Return every line below in which "marker" appears.

▸ Records to use:
------------------------------
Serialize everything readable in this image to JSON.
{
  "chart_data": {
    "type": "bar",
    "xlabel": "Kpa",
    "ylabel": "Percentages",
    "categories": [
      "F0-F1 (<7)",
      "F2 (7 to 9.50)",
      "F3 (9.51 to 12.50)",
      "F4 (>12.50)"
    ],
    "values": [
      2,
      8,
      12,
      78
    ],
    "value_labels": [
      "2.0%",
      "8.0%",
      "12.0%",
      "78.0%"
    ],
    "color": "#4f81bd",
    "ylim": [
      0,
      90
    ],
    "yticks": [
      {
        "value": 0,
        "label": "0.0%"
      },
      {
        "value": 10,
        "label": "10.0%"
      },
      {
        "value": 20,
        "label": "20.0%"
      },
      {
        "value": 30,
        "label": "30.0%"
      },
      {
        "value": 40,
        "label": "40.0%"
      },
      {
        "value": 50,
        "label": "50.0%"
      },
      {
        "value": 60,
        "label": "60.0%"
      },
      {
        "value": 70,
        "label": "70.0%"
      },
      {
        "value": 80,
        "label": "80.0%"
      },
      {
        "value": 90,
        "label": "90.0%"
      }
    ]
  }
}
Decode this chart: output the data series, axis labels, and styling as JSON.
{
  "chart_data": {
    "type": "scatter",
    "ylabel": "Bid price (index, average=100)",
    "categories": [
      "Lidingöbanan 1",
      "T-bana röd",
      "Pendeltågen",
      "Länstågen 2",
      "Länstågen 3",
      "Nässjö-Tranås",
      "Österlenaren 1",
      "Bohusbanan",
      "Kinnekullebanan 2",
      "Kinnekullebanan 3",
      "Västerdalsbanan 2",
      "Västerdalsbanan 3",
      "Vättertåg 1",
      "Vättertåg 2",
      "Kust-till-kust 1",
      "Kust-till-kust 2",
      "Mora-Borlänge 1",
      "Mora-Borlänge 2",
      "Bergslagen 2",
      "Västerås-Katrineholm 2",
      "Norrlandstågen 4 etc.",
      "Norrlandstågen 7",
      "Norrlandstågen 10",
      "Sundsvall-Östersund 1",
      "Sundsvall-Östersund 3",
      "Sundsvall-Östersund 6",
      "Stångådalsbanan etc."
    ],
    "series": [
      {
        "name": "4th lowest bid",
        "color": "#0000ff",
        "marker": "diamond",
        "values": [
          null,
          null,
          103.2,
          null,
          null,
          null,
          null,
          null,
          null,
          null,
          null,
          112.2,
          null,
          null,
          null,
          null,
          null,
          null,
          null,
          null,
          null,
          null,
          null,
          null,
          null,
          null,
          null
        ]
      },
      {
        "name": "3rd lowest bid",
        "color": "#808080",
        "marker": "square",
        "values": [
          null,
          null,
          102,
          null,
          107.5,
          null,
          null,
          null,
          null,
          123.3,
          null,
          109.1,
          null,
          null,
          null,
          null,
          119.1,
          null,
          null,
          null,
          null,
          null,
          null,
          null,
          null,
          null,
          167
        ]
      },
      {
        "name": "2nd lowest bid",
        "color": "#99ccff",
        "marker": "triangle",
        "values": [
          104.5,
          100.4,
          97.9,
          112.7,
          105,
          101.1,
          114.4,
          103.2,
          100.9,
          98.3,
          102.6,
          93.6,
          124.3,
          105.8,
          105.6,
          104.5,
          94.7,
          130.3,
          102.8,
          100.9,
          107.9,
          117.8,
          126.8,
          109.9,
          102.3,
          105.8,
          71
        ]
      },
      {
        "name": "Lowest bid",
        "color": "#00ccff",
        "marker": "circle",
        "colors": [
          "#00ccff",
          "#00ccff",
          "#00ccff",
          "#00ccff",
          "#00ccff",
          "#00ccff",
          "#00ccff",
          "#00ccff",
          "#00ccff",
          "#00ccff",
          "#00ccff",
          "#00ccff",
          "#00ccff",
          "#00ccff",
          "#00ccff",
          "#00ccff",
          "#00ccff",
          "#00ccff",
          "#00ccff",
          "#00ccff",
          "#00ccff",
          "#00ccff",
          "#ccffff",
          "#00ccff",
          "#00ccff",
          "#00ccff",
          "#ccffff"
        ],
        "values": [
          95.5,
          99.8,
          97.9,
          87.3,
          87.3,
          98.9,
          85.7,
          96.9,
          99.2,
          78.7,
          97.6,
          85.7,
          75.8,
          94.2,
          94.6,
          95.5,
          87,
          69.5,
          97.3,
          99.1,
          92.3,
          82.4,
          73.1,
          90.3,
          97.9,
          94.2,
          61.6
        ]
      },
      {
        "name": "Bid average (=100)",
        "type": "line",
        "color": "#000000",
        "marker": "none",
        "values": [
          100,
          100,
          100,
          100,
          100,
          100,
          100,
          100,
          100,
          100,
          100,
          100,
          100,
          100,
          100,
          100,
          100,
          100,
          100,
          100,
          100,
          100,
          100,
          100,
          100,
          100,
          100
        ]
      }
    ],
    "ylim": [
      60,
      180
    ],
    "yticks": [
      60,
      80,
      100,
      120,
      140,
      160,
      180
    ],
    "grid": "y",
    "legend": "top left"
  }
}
------------------------------
▸ The result:
        "marker": "diamond",
        "marker": "square",
        "marker": "triangle",
        "marker": "circle",
        "marker": "none",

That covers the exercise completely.